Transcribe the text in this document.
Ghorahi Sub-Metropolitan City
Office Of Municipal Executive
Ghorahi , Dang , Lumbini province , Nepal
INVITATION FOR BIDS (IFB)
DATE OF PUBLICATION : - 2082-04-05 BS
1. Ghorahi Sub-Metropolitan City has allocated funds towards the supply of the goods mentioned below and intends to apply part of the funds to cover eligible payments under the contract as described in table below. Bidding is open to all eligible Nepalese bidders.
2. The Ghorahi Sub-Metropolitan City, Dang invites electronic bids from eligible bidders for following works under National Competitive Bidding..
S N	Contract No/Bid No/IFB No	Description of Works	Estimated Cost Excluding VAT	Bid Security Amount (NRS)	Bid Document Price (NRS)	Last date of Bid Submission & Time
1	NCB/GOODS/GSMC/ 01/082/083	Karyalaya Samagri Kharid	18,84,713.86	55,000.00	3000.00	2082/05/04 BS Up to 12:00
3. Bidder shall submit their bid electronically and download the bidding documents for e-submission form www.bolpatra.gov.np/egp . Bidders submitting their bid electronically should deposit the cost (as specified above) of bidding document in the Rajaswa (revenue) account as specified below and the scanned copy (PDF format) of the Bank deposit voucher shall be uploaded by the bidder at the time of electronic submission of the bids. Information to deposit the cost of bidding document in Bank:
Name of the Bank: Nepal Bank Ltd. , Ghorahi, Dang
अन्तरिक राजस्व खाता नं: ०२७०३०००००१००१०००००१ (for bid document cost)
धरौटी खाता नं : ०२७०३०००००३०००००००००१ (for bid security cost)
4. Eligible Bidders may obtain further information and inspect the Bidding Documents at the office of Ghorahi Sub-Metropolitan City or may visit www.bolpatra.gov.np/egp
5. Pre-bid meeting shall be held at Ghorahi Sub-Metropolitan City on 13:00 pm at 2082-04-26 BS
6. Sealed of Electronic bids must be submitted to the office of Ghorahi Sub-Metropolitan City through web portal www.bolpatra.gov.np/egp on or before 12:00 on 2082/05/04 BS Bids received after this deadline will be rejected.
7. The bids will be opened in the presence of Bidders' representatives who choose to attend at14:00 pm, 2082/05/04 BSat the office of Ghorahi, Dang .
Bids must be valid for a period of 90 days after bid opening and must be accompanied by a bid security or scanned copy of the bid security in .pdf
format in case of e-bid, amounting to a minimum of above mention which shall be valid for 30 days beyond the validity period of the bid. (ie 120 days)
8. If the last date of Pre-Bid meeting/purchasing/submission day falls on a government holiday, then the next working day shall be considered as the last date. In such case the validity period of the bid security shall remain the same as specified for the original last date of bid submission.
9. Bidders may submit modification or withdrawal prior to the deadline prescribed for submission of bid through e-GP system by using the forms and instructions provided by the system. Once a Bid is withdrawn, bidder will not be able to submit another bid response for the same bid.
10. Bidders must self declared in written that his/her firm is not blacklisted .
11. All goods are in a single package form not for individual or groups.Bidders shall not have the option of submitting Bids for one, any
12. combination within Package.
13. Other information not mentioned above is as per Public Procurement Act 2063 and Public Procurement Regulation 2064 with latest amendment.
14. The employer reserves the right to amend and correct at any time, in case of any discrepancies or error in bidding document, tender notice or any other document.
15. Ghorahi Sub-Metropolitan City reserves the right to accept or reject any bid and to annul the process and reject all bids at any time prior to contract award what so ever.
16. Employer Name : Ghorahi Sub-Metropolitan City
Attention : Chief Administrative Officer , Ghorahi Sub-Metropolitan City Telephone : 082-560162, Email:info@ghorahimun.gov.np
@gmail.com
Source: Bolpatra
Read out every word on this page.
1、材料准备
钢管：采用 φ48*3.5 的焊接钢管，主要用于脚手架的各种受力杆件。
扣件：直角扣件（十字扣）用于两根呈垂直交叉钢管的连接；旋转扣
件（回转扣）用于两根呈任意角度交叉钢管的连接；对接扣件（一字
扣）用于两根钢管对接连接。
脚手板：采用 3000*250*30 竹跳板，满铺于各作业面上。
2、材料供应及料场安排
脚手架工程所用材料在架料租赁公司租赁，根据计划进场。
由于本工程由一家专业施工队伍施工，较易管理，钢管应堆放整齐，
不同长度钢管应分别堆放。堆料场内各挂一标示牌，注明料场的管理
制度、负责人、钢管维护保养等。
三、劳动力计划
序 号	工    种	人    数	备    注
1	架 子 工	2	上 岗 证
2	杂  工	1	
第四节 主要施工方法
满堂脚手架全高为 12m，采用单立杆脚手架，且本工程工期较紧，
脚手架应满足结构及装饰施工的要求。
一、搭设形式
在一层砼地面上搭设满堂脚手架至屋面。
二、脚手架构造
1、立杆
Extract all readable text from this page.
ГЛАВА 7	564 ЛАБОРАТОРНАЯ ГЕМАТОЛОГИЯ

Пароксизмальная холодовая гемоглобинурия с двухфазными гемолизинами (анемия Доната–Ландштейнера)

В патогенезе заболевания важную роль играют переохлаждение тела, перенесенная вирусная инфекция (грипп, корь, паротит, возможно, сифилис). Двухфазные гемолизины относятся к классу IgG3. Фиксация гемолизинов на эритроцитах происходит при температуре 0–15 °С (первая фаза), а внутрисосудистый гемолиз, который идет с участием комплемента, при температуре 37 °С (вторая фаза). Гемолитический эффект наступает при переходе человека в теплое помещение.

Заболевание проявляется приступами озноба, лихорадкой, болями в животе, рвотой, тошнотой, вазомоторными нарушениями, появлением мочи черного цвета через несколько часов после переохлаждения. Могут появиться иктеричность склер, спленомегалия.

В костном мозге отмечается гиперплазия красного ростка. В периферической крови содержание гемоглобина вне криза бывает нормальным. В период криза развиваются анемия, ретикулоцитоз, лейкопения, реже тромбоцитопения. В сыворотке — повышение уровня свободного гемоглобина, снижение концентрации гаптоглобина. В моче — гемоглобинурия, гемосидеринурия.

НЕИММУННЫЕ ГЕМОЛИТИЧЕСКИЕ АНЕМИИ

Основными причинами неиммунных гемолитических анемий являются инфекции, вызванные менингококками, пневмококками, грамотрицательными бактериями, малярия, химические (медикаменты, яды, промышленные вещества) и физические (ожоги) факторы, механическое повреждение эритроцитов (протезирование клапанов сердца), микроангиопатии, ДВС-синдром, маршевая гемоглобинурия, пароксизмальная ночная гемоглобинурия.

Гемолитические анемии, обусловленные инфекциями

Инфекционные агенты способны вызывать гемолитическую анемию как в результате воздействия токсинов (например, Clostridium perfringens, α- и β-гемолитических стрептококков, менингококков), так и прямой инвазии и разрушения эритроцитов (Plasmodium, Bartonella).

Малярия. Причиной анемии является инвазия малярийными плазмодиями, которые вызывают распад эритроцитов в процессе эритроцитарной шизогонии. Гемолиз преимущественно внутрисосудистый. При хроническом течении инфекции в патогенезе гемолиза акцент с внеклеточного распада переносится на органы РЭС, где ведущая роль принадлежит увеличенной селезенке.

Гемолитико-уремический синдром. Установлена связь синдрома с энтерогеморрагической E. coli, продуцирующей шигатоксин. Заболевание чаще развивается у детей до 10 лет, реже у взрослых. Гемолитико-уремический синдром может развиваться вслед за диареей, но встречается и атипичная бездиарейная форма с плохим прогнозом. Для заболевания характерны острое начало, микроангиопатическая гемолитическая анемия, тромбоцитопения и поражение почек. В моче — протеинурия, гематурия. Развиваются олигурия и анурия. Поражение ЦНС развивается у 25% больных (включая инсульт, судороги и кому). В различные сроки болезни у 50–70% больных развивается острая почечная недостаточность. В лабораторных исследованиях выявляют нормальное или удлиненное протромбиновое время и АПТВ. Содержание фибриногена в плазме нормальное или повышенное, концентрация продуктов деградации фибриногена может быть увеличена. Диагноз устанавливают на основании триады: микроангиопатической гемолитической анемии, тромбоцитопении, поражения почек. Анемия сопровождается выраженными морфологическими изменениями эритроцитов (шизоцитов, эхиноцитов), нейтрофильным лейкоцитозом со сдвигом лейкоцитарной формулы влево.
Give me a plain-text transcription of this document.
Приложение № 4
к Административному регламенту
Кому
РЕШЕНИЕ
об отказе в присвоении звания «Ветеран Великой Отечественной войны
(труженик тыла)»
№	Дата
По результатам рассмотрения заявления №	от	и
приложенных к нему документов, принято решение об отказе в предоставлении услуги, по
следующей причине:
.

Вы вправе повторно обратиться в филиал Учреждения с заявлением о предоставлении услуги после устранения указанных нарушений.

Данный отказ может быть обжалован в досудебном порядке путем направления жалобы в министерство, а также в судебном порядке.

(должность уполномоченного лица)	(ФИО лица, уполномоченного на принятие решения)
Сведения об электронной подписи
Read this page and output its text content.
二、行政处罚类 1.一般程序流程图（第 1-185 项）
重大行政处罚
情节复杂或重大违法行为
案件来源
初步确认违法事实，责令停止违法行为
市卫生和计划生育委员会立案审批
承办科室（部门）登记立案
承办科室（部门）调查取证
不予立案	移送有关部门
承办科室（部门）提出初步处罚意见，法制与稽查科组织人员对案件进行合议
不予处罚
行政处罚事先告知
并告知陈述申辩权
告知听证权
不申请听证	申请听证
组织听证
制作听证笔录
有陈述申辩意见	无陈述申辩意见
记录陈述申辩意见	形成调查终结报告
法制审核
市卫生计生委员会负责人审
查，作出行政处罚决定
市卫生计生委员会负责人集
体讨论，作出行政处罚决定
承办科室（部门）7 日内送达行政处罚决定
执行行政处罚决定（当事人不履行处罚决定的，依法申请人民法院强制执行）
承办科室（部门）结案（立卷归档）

....

> **Instruction**: Emit verbatim the lines running from the one with "Read this page and output its text content." through the last line of the data, both endpoints inclusive.

> **Response**:
Read this page and output its text content.
二、行政处罚类 1.一般程序流程图（第 1-185 项）
重大行政处罚
情节复杂或重大违法行为
案件来源
初步确认违法事实，责令停止违法行为
市卫生和计划生育委员会立案审批
承办科室（部门）登记立案
承办科室（部门）调查取证
不予立案	移送有关部门
承办科室（部门）提出初步处罚意见，法制与稽查科组织人员对案件进行合议
不予处罚
行政处罚事先告知
并告知陈述申辩权
告知听证权
不申请听证	申请听证
组织听证
制作听证笔录
有陈述申辩意见	无陈述申辩意见
记录陈述申辩意见	形成调查终结报告
法制审核
市卫生计生委员会负责人审
查，作出行政处罚决定
市卫生计生委员会负责人集
体讨论，作出行政处罚决定
承办科室（部门）7 日内送达行政处罚决定
执行行政处罚决定（当事人不履行处罚决定的，依法申请人民法院强制执行）
承办科室（部门）结案（立卷归档）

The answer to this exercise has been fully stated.